Aim:
Show every line containing "ylabel" by copying it.

(Figure contents as structured data)

━━━━

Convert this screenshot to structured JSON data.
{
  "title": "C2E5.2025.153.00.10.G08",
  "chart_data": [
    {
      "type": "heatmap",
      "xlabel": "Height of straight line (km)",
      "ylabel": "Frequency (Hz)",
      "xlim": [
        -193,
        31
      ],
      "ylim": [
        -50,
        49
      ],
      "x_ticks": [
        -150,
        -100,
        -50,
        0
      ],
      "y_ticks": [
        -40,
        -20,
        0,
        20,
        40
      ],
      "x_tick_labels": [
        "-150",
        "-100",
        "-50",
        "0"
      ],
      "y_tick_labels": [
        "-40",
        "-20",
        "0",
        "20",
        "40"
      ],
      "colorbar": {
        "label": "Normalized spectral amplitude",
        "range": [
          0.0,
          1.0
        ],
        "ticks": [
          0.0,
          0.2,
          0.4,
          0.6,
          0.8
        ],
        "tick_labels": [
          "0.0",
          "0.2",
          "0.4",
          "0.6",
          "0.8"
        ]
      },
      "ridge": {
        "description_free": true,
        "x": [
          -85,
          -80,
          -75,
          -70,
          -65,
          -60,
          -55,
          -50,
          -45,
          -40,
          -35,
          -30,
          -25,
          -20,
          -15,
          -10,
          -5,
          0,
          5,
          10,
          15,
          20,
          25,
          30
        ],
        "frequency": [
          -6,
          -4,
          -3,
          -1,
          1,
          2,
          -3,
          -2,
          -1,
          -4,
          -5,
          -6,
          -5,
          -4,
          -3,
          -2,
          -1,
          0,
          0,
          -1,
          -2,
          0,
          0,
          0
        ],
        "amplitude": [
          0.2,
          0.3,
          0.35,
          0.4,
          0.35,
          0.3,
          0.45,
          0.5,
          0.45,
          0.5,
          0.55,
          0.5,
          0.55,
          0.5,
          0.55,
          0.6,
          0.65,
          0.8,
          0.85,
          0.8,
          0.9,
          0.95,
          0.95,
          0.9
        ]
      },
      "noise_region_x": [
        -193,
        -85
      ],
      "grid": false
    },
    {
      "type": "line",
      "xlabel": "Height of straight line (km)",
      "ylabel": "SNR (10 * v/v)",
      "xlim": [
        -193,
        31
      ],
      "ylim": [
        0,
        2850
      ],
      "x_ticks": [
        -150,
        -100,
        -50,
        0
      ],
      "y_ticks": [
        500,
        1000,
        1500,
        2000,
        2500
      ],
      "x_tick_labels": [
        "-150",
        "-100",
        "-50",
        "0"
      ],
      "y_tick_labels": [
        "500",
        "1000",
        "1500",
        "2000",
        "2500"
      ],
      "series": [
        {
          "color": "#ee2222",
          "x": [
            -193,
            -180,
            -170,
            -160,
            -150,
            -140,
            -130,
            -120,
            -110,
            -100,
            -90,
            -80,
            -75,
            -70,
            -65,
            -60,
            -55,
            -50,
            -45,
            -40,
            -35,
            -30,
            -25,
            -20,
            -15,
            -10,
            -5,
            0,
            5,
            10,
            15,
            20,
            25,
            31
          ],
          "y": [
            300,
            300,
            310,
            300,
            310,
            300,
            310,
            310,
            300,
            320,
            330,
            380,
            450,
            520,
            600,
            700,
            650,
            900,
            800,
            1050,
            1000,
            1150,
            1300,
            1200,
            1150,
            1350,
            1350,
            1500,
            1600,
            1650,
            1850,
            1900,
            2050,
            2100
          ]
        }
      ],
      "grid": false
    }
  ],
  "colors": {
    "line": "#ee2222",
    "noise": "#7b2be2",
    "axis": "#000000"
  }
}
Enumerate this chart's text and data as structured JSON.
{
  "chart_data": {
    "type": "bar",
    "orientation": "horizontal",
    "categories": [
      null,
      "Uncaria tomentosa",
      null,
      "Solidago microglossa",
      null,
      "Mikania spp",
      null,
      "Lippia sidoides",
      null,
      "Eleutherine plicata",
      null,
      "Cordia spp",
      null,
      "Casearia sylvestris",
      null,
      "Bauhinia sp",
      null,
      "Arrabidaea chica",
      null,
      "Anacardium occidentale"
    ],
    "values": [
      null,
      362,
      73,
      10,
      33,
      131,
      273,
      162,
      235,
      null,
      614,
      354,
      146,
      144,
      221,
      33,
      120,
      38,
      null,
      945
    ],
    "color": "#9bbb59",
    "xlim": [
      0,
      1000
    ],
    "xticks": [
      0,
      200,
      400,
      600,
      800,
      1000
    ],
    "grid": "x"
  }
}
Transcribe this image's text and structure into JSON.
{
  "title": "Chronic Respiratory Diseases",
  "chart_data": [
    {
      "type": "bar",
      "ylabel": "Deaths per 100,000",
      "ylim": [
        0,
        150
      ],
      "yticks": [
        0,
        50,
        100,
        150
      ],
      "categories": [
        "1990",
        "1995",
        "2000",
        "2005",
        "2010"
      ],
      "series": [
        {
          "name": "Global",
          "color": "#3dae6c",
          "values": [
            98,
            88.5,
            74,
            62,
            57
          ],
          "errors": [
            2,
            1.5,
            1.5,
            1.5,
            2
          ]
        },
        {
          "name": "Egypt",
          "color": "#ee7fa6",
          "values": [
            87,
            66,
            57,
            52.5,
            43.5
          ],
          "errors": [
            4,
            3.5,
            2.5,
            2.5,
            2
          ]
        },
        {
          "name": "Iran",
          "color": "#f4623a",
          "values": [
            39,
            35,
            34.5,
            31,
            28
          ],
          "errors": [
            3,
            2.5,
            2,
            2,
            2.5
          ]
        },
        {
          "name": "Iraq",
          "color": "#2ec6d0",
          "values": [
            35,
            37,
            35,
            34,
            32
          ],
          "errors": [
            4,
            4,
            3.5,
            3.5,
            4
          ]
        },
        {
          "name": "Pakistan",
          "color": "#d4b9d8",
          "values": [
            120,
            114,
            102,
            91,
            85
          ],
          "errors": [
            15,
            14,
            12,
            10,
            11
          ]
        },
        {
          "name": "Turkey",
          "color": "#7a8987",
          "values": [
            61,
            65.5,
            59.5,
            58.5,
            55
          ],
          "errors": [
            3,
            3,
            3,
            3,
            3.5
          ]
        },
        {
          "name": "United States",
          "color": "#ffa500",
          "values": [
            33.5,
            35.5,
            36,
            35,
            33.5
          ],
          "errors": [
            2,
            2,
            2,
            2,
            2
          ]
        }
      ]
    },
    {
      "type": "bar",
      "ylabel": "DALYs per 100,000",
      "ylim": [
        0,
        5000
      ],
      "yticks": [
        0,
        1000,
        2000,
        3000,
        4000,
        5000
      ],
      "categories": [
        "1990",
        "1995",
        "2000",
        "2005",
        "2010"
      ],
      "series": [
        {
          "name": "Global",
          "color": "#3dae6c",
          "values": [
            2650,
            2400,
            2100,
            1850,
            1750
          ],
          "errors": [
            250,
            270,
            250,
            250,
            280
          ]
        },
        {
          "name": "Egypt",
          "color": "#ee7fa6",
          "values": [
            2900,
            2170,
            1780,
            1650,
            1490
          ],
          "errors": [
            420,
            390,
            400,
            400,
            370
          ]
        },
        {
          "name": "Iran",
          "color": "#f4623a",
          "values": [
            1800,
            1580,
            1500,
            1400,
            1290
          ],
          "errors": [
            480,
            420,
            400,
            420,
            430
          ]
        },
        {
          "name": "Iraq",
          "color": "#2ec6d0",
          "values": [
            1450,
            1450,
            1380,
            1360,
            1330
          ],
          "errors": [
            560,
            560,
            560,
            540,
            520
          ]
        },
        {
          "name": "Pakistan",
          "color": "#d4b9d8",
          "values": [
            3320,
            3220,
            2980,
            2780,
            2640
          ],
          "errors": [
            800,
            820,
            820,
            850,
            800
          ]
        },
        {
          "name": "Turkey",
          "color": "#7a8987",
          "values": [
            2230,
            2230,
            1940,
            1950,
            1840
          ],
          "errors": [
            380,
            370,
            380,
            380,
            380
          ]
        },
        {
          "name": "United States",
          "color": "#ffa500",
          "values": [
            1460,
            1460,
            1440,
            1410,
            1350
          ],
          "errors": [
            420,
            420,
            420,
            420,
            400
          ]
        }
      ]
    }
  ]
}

━━━━

Answer for this exercise:
      "ylabel": "Frequency (Hz)",
      "ylabel": "SNR (10 * v/v)",
      "ylabel": "Deaths per 100,000",
      "ylabel": "DALYs per 100,000",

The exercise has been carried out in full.